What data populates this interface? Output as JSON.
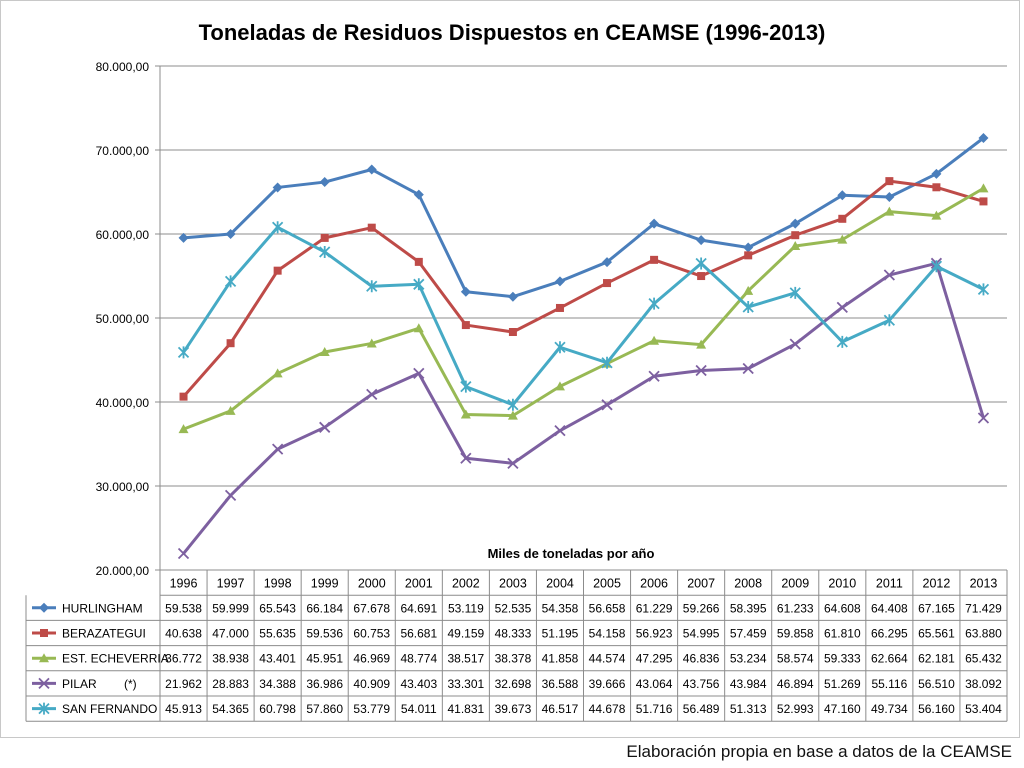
{
  "chart_data": {
    "type": "line",
    "title": "Toneladas de Residuos Dispuestos en CEAMSE (1996-2013)",
    "xlabel": "Miles de toneladas por año",
    "ylabel": "",
    "ylim": [
      20000,
      80000
    ],
    "yticks": [
      "20.000,00",
      "30.000,00",
      "40.000,00",
      "50.000,00",
      "60.000,00",
      "70.000,00",
      "80.000,00"
    ],
    "ytick_values": [
      20000,
      30000,
      40000,
      50000,
      60000,
      70000,
      80000
    ],
    "grid": true,
    "legend": "data-table",
    "categories": [
      "1996",
      "1997",
      "1998",
      "1999",
      "2000",
      "2001",
      "2002",
      "2003",
      "2004",
      "2005",
      "2006",
      "2007",
      "2008",
      "2009",
      "2010",
      "2011",
      "2012",
      "2013"
    ],
    "series": [
      {
        "name": "HURLINGHAM",
        "marker": "diamond",
        "color": "#4a7ebb",
        "values": [
          59538,
          59999,
          65543,
          66184,
          67678,
          64691,
          53119,
          52535,
          54358,
          56658,
          61229,
          59266,
          58395,
          61233,
          64608,
          64408,
          67165,
          71429
        ],
        "labels": [
          "59.538",
          "59.999",
          "65.543",
          "66.184",
          "67.678",
          "64.691",
          "53.119",
          "52.535",
          "54.358",
          "56.658",
          "61.229",
          "59.266",
          "58.395",
          "61.233",
          "64.608",
          "64.408",
          "67.165",
          "71.429"
        ]
      },
      {
        "name": "BERAZATEGUI",
        "marker": "square",
        "color": "#be4b48",
        "values": [
          40638,
          47000,
          55635,
          59536,
          60753,
          56681,
          49159,
          48333,
          51195,
          54158,
          56923,
          54995,
          57459,
          59858,
          61810,
          66295,
          65561,
          63880
        ],
        "labels": [
          "40.638",
          "47.000",
          "55.635",
          "59.536",
          "60.753",
          "56.681",
          "49.159",
          "48.333",
          "51.195",
          "54.158",
          "56.923",
          "54.995",
          "57.459",
          "59.858",
          "61.810",
          "66.295",
          "65.561",
          "63.880"
        ]
      },
      {
        "name": "EST. ECHEVERRIA",
        "marker": "triangle",
        "color": "#98b954",
        "values": [
          36772,
          38938,
          43401,
          45951,
          46969,
          48774,
          38517,
          38378,
          41858,
          44574,
          47295,
          46836,
          53234,
          58574,
          59333,
          62664,
          62181,
          65432
        ],
        "labels": [
          "36.772",
          "38.938",
          "43.401",
          "45.951",
          "46.969",
          "48.774",
          "38.517",
          "38.378",
          "41.858",
          "44.574",
          "47.295",
          "46.836",
          "53.234",
          "58.574",
          "59.333",
          "62.664",
          "62.181",
          "65.432"
        ]
      },
      {
        "name": "PILAR",
        "name_note": "(*)",
        "marker": "x",
        "color": "#7d60a0",
        "values": [
          21962,
          28883,
          34388,
          36986,
          40909,
          43403,
          33301,
          32698,
          36588,
          39666,
          43064,
          43756,
          43984,
          46894,
          51269,
          55116,
          56510,
          38092
        ],
        "labels": [
          "21.962",
          "28.883",
          "34.388",
          "36.986",
          "40.909",
          "43.403",
          "33.301",
          "32.698",
          "36.588",
          "39.666",
          "43.064",
          "43.756",
          "43.984",
          "46.894",
          "51.269",
          "55.116",
          "56.510",
          "38.092"
        ]
      },
      {
        "name": "SAN FERNANDO",
        "marker": "star",
        "color": "#46aac5",
        "values": [
          45913,
          54365,
          60798,
          57860,
          53779,
          54011,
          41831,
          39673,
          46517,
          44678,
          51716,
          56489,
          51313,
          52993,
          47160,
          49734,
          56160,
          53404
        ],
        "labels": [
          "45.913",
          "54.365",
          "60.798",
          "57.860",
          "53.779",
          "54.011",
          "41.831",
          "39.673",
          "46.517",
          "44.678",
          "51.716",
          "56.489",
          "51.313",
          "52.993",
          "47.160",
          "49.734",
          "56.160",
          "53.404"
        ]
      }
    ]
  },
  "footer": {
    "source_note": "Elaboración propia en base a datos de la CEAMSE"
  }
}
----------
Count how many lines of the data include the word "color". Your reply should be that number alone.

5